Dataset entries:
* * * * * * *
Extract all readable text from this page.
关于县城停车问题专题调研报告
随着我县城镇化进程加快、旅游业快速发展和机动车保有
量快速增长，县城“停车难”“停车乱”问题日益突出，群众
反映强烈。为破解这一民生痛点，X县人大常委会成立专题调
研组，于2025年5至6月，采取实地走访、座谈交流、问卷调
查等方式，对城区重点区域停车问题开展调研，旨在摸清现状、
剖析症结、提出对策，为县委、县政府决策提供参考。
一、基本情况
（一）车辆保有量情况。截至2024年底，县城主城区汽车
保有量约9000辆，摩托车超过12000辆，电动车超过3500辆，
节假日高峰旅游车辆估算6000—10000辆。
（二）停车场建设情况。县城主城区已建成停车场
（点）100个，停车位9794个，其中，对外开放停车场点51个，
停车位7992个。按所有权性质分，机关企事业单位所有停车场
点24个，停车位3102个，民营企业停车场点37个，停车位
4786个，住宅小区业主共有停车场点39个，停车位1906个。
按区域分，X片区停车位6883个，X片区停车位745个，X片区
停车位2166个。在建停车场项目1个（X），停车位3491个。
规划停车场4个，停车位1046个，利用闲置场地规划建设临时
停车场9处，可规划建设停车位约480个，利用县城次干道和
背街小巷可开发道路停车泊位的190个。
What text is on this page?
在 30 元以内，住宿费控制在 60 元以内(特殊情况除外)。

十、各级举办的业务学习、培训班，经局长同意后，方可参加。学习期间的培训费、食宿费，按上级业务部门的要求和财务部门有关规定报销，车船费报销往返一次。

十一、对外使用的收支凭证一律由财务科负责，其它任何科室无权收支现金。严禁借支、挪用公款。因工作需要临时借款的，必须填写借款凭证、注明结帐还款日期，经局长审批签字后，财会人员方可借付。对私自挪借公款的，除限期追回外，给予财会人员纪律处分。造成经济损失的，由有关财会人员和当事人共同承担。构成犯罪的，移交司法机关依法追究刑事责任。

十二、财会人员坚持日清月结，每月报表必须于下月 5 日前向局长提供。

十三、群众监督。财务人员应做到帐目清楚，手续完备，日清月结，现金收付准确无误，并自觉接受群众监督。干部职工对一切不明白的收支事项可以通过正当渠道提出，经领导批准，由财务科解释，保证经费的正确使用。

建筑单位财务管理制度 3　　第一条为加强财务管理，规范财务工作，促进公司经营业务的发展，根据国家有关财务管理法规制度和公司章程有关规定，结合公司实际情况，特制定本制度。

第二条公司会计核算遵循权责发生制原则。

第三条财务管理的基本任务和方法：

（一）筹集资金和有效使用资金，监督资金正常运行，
* * * * * * *
Objective — Write down every line of the data exactly as it appears above.

The answer —
Extract all readable text from this page.
关于县城停车问题专题调研报告
随着我县城镇化进程加快、旅游业快速发展和机动车保有
量快速增长，县城“停车难”“停车乱”问题日益突出，群众
反映强烈。为破解这一民生痛点，X县人大常委会成立专题调
研组，于2025年5至6月，采取实地走访、座谈交流、问卷调
查等方式，对城区重点区域停车问题开展调研，旨在摸清现状、
剖析症结、提出对策，为县委、县政府决策提供参考。
一、基本情况
（一）车辆保有量情况。截至2024年底，县城主城区汽车
保有量约9000辆，摩托车超过12000辆，电动车超过3500辆，
节假日高峰旅游车辆估算6000—10000辆。
（二）停车场建设情况。县城主城区已建成停车场
（点）100个，停车位9794个，其中，对外开放停车场点51个，
停车位7992个。按所有权性质分，机关企事业单位所有停车场
点24个，停车位3102个，民营企业停车场点37个，停车位
4786个，住宅小区业主共有停车场点39个，停车位1906个。
按区域分，X片区停车位6883个，X片区停车位745个，X片区
停车位2166个。在建停车场项目1个（X），停车位3491个。
规划停车场4个，停车位1046个，利用闲置场地规划建设临时
停车场9处，可规划建设停车位约480个，利用县城次干道和
背街小巷可开发道路停车泊位的190个。
What text is on this page?
在 30 元以内，住宿费控制在 60 元以内(特殊情况除外)。

十、各级举办的业务学习、培训班，经局长同意后，方可参加。学习期间的培训费、食宿费，按上级业务部门的要求和财务部门有关规定报销，车船费报销往返一次。

十一、对外使用的收支凭证一律由财务科负责，其它任何科室无权收支现金。严禁借支、挪用公款。因工作需要临时借款的，必须填写借款凭证、注明结帐还款日期，经局长审批签字后，财会人员方可借付。对私自挪借公款的，除限期追回外，给予财会人员纪律处分。造成经济损失的，由有关财会人员和当事人共同承担。构成犯罪的，移交司法机关依法追究刑事责任。

十二、财会人员坚持日清月结，每月报表必须于下月 5 日前向局长提供。

十三、群众监督。财务人员应做到帐目清楚，手续完备，日清月结，现金收付准确无误，并自觉接受群众监督。干部职工对一切不明白的收支事项可以通过正当渠道提出，经领导批准，由财务科解释，保证经费的正确使用。

建筑单位财务管理制度 3　　第一条为加强财务管理，规范财务工作，促进公司经营业务的发展，根据国家有关财务管理法规制度和公司章程有关规定，结合公司实际情况，特制定本制度。

第二条公司会计核算遵循权责发生制原则。

第三条财务管理的基本任务和方法：

（一）筹集资金和有效使用资金，监督资金正常运行，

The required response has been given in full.